** START OF Extracted entries **

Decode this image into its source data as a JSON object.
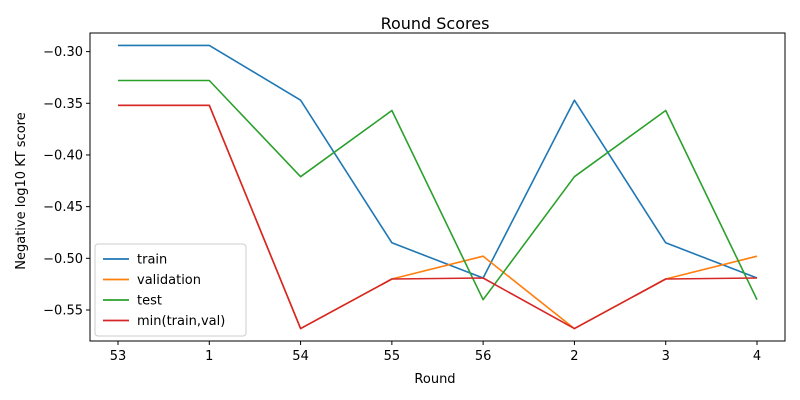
{
  "chart_data": {
    "type": "line",
    "title": "Round Scores",
    "xlabel": "Round",
    "ylabel": "Negative log10 KT score",
    "categories": [
      "53",
      "1",
      "54",
      "55",
      "56",
      "2",
      "3",
      "4"
    ],
    "ylim": [
      -0.58,
      -0.282
    ],
    "yticks": [
      -0.3,
      -0.35,
      -0.4,
      -0.45,
      -0.5,
      -0.55
    ],
    "ytick_labels": [
      "−0.30",
      "−0.35",
      "−0.40",
      "−0.45",
      "−0.50",
      "−0.55"
    ],
    "grid": false,
    "legend_position": "lower-left",
    "series": [
      {
        "name": "train",
        "color": "#1f77b4",
        "values": [
          -0.294,
          -0.294,
          -0.347,
          -0.485,
          -0.519,
          -0.347,
          -0.485,
          -0.519
        ]
      },
      {
        "name": "validation",
        "color": "#ff7f0e",
        "values": [
          -0.352,
          -0.352,
          -0.568,
          -0.52,
          -0.498,
          -0.568,
          -0.52,
          -0.498
        ]
      },
      {
        "name": "test",
        "color": "#2ca02c",
        "values": [
          -0.328,
          -0.328,
          -0.421,
          -0.357,
          -0.54,
          -0.421,
          -0.357,
          -0.54
        ]
      },
      {
        "name": "min(train,val)",
        "color": "#d62728",
        "values": [
          -0.352,
          -0.352,
          -0.568,
          -0.52,
          -0.519,
          -0.568,
          -0.52,
          -0.519
        ]
      }
    ]
  }
}
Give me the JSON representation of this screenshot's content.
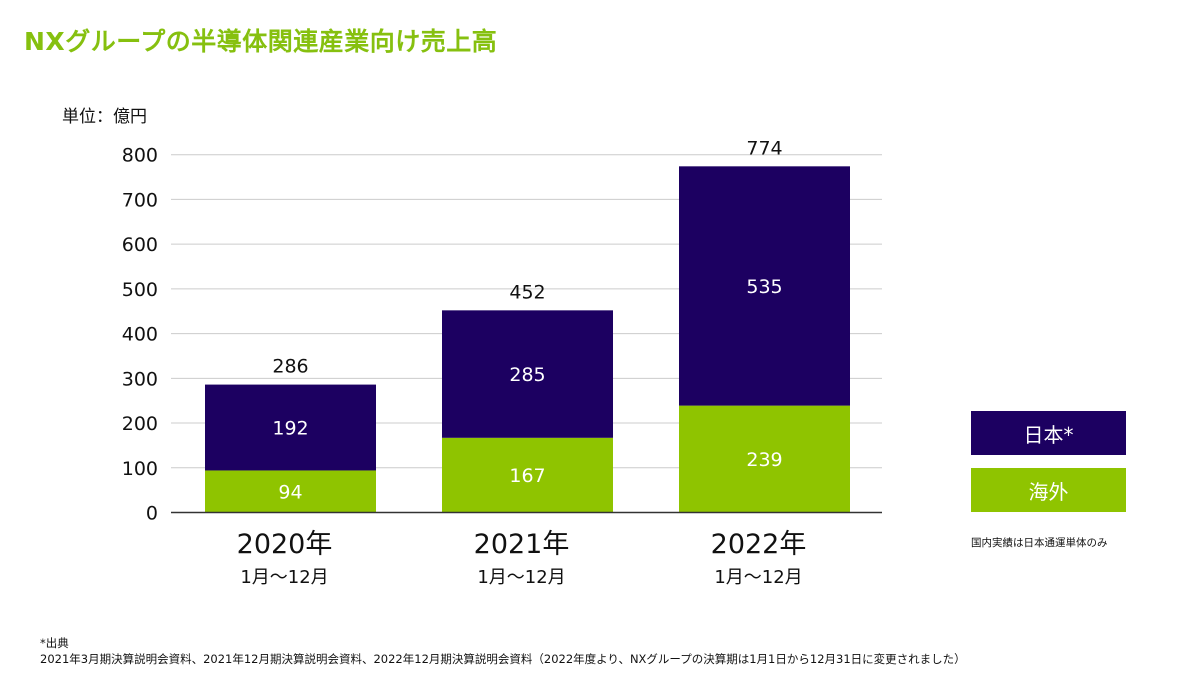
{
  "title": "NXグループの半導体関連産業向け売上高",
  "unit_label": "単位：億円",
  "chart_data": {
    "type": "bar",
    "stacked": true,
    "title": "NXグループの半導体関連産業向け売上高",
    "ylabel": "単位：億円",
    "xlabel": "",
    "ylim": [
      0,
      800
    ],
    "yticks": [
      0,
      100,
      200,
      300,
      400,
      500,
      600,
      700,
      800
    ],
    "grid": true,
    "legend_position": "right",
    "categories": [
      {
        "year": "2020年",
        "period": "1月～12月"
      },
      {
        "year": "2021年",
        "period": "1月～12月"
      },
      {
        "year": "2022年",
        "period": "1月～12月"
      }
    ],
    "series": [
      {
        "name": "海外",
        "color": "#8fc400",
        "values": [
          94,
          167,
          239
        ]
      },
      {
        "name": "日本*",
        "color": "#1c0061",
        "values": [
          192,
          285,
          535
        ]
      }
    ],
    "totals": [
      286,
      452,
      774
    ]
  },
  "legend": {
    "japan_label": "日本*",
    "overseas_label": "海外",
    "note": "国内実績は日本通運単体のみ"
  },
  "footnote": {
    "heading": "*出典",
    "text": "2021年3月期決算説明会資料、2021年12月期決算説明会資料、2022年12月期決算説明会資料（2022年度より、NXグループの決算期は1月1日から12月31日に変更されました）"
  }
}
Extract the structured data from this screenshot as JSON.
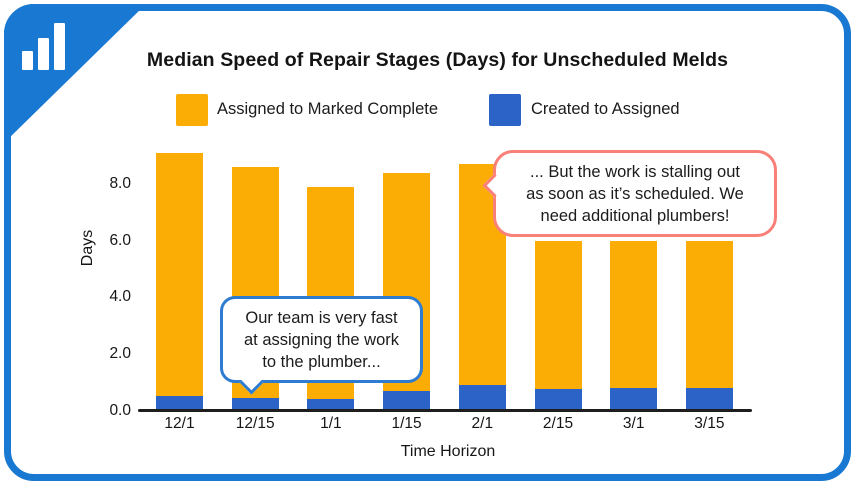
{
  "card": {
    "logo": "bar-chart-icon",
    "accent_blue": "#1878D2"
  },
  "chart_data": {
    "type": "bar",
    "stacked": true,
    "title": "Median Speed of Repair Stages (Days) for Unscheduled Melds",
    "categories": [
      "12/1",
      "12/15",
      "1/1",
      "1/15",
      "2/1",
      "2/15",
      "3/1",
      "3/15"
    ],
    "series": [
      {
        "name": "Created to Assigned",
        "position": "bottom",
        "color": "#2B63C6",
        "values": [
          0.5,
          0.45,
          0.4,
          0.7,
          0.9,
          0.75,
          0.8,
          0.8
        ]
      },
      {
        "name": "Assigned to Marked Complete",
        "position": "top",
        "color": "#FCAD05",
        "values": [
          8.6,
          8.15,
          7.5,
          7.7,
          7.8,
          5.25,
          5.2,
          5.2
        ]
      }
    ],
    "stack_totals": [
      9.1,
      8.6,
      7.9,
      8.4,
      8.7,
      6.0,
      6.0,
      6.0
    ],
    "xlabel": "Time Horizon",
    "ylabel": "Days",
    "y_ticks": [
      "0.0",
      "2.0",
      "4.0",
      "6.0",
      "8.0"
    ],
    "ylim": [
      0,
      9.5
    ],
    "grid": false,
    "legend_position": "top",
    "legend": [
      {
        "label": "Assigned to Marked Complete",
        "color": "#FCAD05"
      },
      {
        "label": "Created to Assigned",
        "color": "#2B63C6"
      }
    ],
    "annotations": [
      {
        "id": "callout-left",
        "text": "Our team is very fast\nat assigning the work\nto the plumber...",
        "border_color": "#2E7CD2",
        "tail": "bottom-left"
      },
      {
        "id": "callout-right",
        "text": "... But the work is stalling out\nas soon as it’s scheduled. We\nneed additional plumbers!",
        "border_color": "#F98078",
        "tail": "left"
      }
    ]
  }
}
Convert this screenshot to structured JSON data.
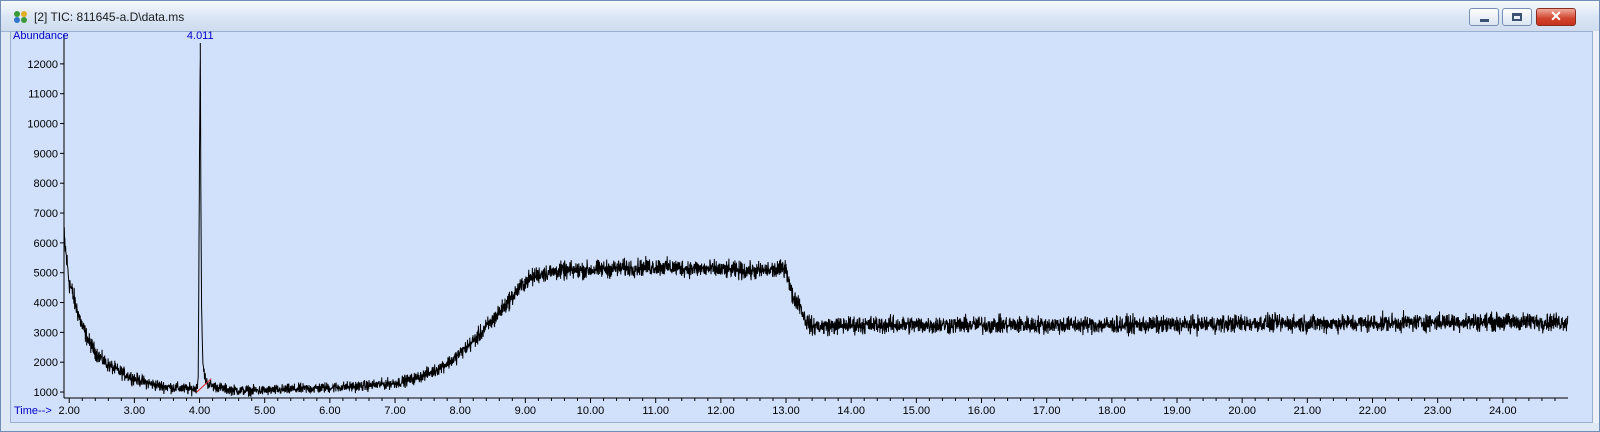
{
  "window": {
    "title": "[2] TIC: 811645-a.D\\data.ms",
    "icon": "chromatogram-app-icon",
    "buttons": {
      "minimize": "minimize-icon",
      "maximize": "maximize-icon",
      "close": "close-icon",
      "close_glyph": "✕"
    }
  },
  "colors": {
    "plot_background": "#d1e1fb",
    "trace": "#000000",
    "axis_titles": "#0000c8",
    "baseline_marker": "#e02020"
  },
  "chart_data": {
    "type": "line",
    "title": "TIC: 811645-a.D\\data.ms",
    "xlabel": "Time-->",
    "ylabel": "Abundance",
    "xlim": [
      1.92,
      25.0
    ],
    "ylim": [
      800,
      12800
    ],
    "x_tick_labels": [
      "2.00",
      "3.00",
      "4.00",
      "5.00",
      "6.00",
      "7.00",
      "8.00",
      "9.00",
      "10.00",
      "11.00",
      "12.00",
      "13.00",
      "14.00",
      "15.00",
      "16.00",
      "17.00",
      "18.00",
      "19.00",
      "20.00",
      "21.00",
      "22.00",
      "23.00",
      "24.00"
    ],
    "y_tick_labels": [
      "1000",
      "2000",
      "3000",
      "4000",
      "5000",
      "6000",
      "7000",
      "8000",
      "9000",
      "10000",
      "11000",
      "12000"
    ],
    "grid": false,
    "peaks": [
      {
        "label": "4.011",
        "x": 4.011,
        "y": 12700
      }
    ],
    "baseline_segment": {
      "x": [
        3.96,
        4.18
      ],
      "y": [
        1000,
        1450
      ]
    },
    "series": [
      {
        "x": [
          1.92,
          2.0,
          2.1,
          2.2,
          2.3,
          2.4,
          2.5,
          2.6,
          2.8,
          3.0,
          3.2,
          3.4,
          3.6,
          3.8,
          3.9,
          3.96,
          3.98,
          4.0,
          4.011,
          4.02,
          4.03,
          4.05,
          4.08,
          4.12,
          4.2,
          4.4,
          4.6,
          4.8,
          5.0,
          5.5,
          6.0,
          6.5,
          7.0,
          7.3,
          7.6,
          7.9,
          8.2,
          8.5,
          8.8,
          9.0,
          9.2,
          9.5,
          10.0,
          10.5,
          11.0,
          11.5,
          12.0,
          12.5,
          12.9,
          13.0,
          13.05,
          13.1,
          13.2,
          13.3,
          13.4,
          13.6,
          14.0,
          15.0,
          16.0,
          17.0,
          18.0,
          19.0,
          20.0,
          21.0,
          22.0,
          23.0,
          24.0,
          24.5,
          25.0
        ],
        "y": [
          6200,
          4700,
          3900,
          3200,
          2700,
          2350,
          2100,
          1900,
          1650,
          1450,
          1300,
          1200,
          1150,
          1100,
          1100,
          1150,
          1500,
          9000,
          12700,
          8000,
          4000,
          2000,
          1500,
          1300,
          1200,
          1100,
          1050,
          1050,
          1050,
          1100,
          1150,
          1200,
          1300,
          1450,
          1700,
          2100,
          2700,
          3400,
          4200,
          4700,
          4950,
          5050,
          5100,
          5150,
          5200,
          5150,
          5100,
          5050,
          5100,
          5200,
          4600,
          4200,
          4000,
          3400,
          3200,
          3200,
          3250,
          3250,
          3250,
          3250,
          3250,
          3250,
          3300,
          3300,
          3300,
          3350,
          3350,
          3350,
          3350
        ]
      }
    ]
  }
}
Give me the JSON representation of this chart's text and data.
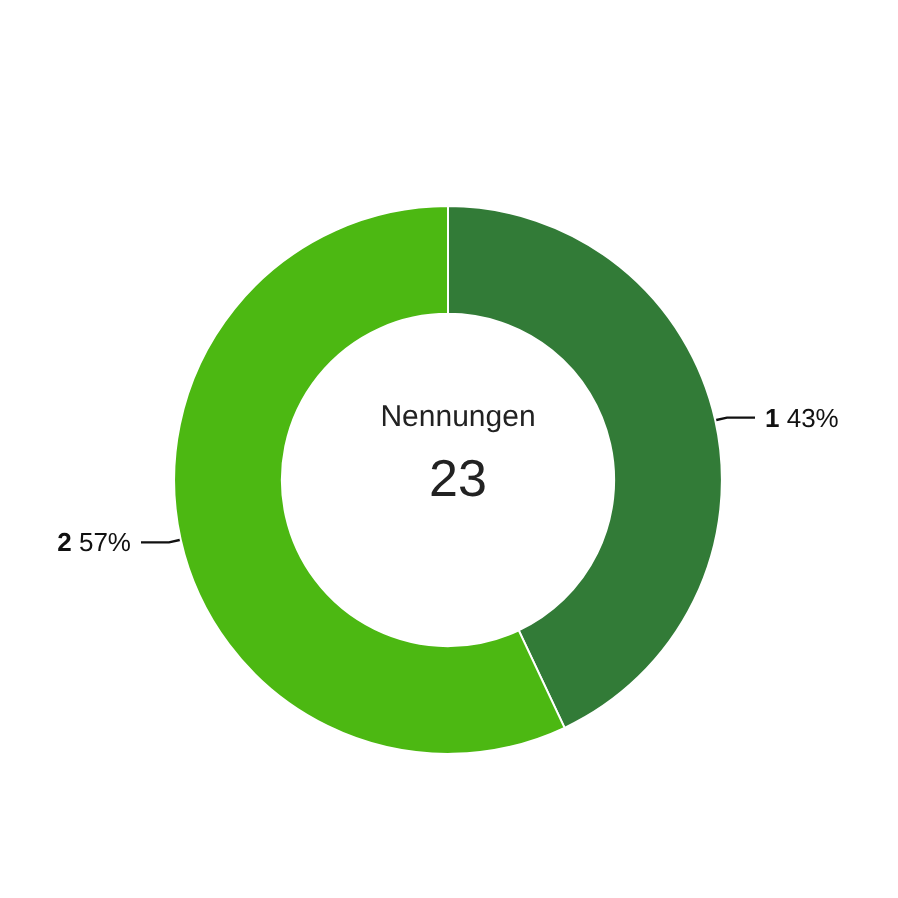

** END OF Extracted entries **

§ Request: Which lines of the data above contain "icon"? Copy each one.

§ Full output:
    "logo": "bar-chart-icon",
    "icon": "chromatogram-app-icon",
      "minimize": "minimize-icon",
      "maximize": "maximize-icon",
      "close": "close-icon",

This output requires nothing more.